▸ Provided data
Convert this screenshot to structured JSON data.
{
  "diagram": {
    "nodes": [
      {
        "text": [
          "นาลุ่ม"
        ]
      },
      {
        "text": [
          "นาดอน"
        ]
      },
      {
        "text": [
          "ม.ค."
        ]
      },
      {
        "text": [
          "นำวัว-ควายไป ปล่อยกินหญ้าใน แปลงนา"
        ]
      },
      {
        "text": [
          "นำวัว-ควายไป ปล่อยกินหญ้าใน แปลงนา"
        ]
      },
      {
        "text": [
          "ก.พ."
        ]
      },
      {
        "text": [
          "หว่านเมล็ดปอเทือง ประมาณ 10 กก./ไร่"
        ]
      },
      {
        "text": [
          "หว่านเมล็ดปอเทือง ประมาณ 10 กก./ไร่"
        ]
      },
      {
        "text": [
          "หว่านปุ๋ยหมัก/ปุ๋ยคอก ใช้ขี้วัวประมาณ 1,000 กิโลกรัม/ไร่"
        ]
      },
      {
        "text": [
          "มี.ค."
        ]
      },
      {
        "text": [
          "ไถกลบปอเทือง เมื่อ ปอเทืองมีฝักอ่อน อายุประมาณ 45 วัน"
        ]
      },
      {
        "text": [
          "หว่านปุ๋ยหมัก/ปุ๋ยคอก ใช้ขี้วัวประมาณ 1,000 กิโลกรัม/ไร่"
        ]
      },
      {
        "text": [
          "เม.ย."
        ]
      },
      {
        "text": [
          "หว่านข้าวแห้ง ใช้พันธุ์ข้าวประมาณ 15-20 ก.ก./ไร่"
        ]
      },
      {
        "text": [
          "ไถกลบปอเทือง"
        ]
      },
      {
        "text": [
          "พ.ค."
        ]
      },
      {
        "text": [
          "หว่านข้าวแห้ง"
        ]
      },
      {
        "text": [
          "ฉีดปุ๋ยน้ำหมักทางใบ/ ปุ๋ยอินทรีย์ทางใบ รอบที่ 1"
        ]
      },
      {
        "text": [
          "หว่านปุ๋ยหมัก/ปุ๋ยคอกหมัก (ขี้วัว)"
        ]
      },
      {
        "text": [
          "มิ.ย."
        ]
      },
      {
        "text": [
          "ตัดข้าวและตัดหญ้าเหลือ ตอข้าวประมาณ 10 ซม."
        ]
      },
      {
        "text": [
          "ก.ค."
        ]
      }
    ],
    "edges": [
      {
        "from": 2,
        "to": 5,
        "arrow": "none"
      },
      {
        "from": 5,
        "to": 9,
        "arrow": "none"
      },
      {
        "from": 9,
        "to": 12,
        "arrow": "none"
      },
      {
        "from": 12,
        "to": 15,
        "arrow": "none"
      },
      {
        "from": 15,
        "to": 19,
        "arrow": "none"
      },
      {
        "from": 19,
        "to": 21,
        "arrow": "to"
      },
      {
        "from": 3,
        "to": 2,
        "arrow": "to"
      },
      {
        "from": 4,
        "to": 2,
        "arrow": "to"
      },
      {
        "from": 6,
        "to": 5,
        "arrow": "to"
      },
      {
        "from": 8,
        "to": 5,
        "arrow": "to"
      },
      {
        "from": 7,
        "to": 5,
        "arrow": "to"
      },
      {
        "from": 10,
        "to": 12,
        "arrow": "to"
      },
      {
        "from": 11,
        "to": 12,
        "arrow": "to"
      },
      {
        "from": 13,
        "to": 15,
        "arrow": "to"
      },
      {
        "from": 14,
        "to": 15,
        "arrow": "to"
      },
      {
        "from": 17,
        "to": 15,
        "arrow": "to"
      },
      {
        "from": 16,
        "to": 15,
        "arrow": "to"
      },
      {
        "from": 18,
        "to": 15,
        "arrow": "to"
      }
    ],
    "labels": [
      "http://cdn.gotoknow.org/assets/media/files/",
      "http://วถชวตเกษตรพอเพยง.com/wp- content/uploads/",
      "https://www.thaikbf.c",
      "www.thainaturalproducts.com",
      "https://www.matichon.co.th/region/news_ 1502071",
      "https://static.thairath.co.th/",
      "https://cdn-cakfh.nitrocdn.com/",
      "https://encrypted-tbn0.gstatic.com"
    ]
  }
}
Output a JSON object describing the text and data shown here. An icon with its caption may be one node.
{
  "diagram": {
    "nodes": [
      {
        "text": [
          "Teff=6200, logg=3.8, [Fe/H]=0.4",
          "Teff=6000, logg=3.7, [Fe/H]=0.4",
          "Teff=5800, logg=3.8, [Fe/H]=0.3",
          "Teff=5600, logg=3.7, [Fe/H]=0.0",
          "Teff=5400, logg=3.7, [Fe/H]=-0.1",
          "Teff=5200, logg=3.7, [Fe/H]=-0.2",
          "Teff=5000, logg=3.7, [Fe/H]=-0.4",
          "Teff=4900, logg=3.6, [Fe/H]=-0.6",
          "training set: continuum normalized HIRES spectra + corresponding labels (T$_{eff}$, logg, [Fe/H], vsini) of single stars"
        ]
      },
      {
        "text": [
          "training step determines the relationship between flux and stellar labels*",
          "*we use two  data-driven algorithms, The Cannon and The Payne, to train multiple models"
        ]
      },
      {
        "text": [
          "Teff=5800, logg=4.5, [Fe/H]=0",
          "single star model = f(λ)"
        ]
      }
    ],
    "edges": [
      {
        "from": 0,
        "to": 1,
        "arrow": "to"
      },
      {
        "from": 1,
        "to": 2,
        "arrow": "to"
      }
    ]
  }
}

▸ Given request
Give the count of lines holding the word "single", with no other words.

▸ Final answer
2